__Objective__.
Gather up the lines that contain "label".

__Listed records__.

= = = =

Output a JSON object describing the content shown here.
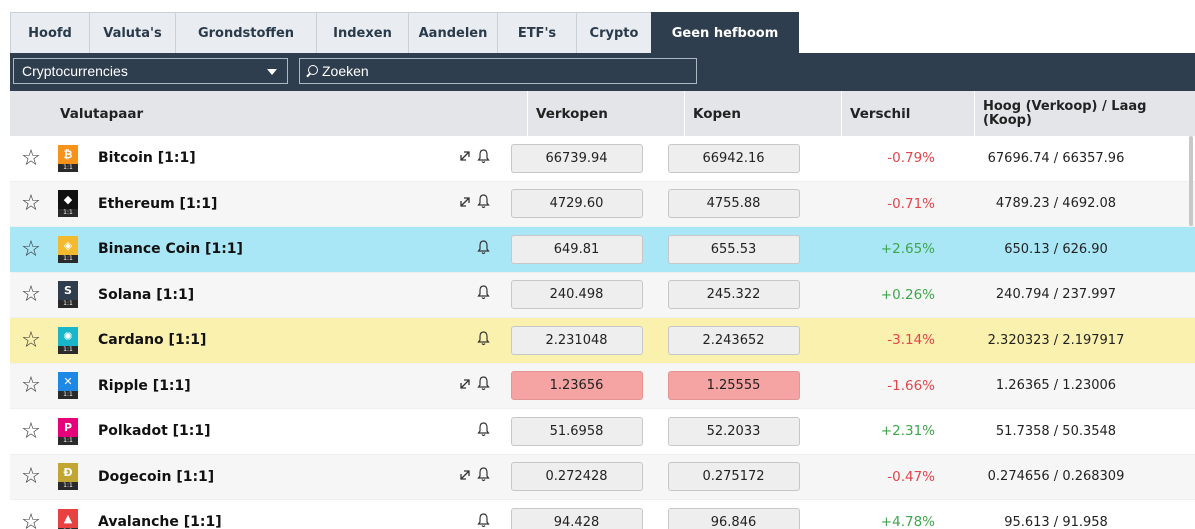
{
  "tabs": [
    {
      "label": "Hoofd",
      "active": false
    },
    {
      "label": "Valuta's",
      "active": false
    },
    {
      "label": "Grondstoffen",
      "active": false
    },
    {
      "label": "Indexen",
      "active": false
    },
    {
      "label": "Aandelen",
      "active": false
    },
    {
      "label": "ETF's",
      "active": false
    },
    {
      "label": "Crypto",
      "active": false
    },
    {
      "label": "Geen hefboom",
      "active": true
    }
  ],
  "toolbar": {
    "category_value": "Cryptocurrencies",
    "search_placeholder": "Zoeken"
  },
  "table": {
    "columns": {
      "pair": "Valutapaar",
      "sell": "Verkopen",
      "buy": "Kopen",
      "diff": "Verschil",
      "highlow": "Hoog (Verkoop) / Laag (Koop)"
    },
    "rows": [
      {
        "name": "Bitcoin [1:1]",
        "logo_symbol": "₿",
        "logo_color": "#f7931a",
        "icons": [
          "expand-icon",
          "bell-icon"
        ],
        "sell": "66739.94",
        "buy": "66942.16",
        "diff": "-0.79%",
        "diff_sign": "neg",
        "highlow": "67696.74 / 66357.96",
        "highlight": "none"
      },
      {
        "name": "Ethereum [1:1]",
        "logo_symbol": "◆",
        "logo_color": "#111111",
        "icons": [
          "expand-icon",
          "bell-icon"
        ],
        "sell": "4729.60",
        "buy": "4755.88",
        "diff": "-0.71%",
        "diff_sign": "neg",
        "highlow": "4789.23 / 4692.08",
        "highlight": "none"
      },
      {
        "name": "Binance Coin [1:1]",
        "logo_symbol": "◈",
        "logo_color": "#f3ba2f",
        "icons": [
          "bell-icon"
        ],
        "sell": "649.81",
        "buy": "655.53",
        "diff": "+2.65%",
        "diff_sign": "pos",
        "highlow": "650.13 / 626.90",
        "highlight": "blue"
      },
      {
        "name": "Solana [1:1]",
        "logo_symbol": "S",
        "logo_color": "#2f3e4e",
        "icons": [
          "bell-icon"
        ],
        "sell": "240.498",
        "buy": "245.322",
        "diff": "+0.26%",
        "diff_sign": "pos",
        "highlow": "240.794 / 237.997",
        "highlight": "none"
      },
      {
        "name": "Cardano [1:1]",
        "logo_symbol": "✺",
        "logo_color": "#19b5c9",
        "icons": [
          "bell-icon"
        ],
        "sell": "2.231048",
        "buy": "2.243652",
        "diff": "-3.14%",
        "diff_sign": "neg",
        "highlow": "2.320323 / 2.197917",
        "highlight": "yellow"
      },
      {
        "name": "Ripple [1:1]",
        "logo_symbol": "✕",
        "logo_color": "#1e88e5",
        "icons": [
          "expand-icon",
          "bell-icon"
        ],
        "sell": "1.23656",
        "buy": "1.25555",
        "diff": "-1.66%",
        "diff_sign": "neg",
        "highlow": "1.26365 / 1.23006",
        "highlight": "none",
        "price_highlight": "red"
      },
      {
        "name": "Polkadot [1:1]",
        "logo_symbol": "P",
        "logo_color": "#e6007a",
        "icons": [
          "bell-icon"
        ],
        "sell": "51.6958",
        "buy": "52.2033",
        "diff": "+2.31%",
        "diff_sign": "pos",
        "highlow": "51.7358 / 50.3548",
        "highlight": "none"
      },
      {
        "name": "Dogecoin [1:1]",
        "logo_symbol": "Ð",
        "logo_color": "#c2a633",
        "icons": [
          "expand-icon",
          "bell-icon"
        ],
        "sell": "0.272428",
        "buy": "0.275172",
        "diff": "-0.47%",
        "diff_sign": "neg",
        "highlow": "0.274656 / 0.268309",
        "highlight": "none"
      },
      {
        "name": "Avalanche [1:1]",
        "logo_symbol": "▲",
        "logo_color": "#e84142",
        "icons": [
          "bell-icon"
        ],
        "sell": "94.428",
        "buy": "96.846",
        "diff": "+4.78%",
        "diff_sign": "pos",
        "highlow": "95.613 / 91.958",
        "highlight": "none"
      }
    ]
  }
}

= = = =

__Output below__.
      "label": "Hoofd",
      "label": "Valuta's",
      "label": "Grondstoffen",
      "label": "Indexen",
      "label": "Aandelen",
      "label": "ETF's",
      "label": "Crypto",
      "label": "Geen hefboom",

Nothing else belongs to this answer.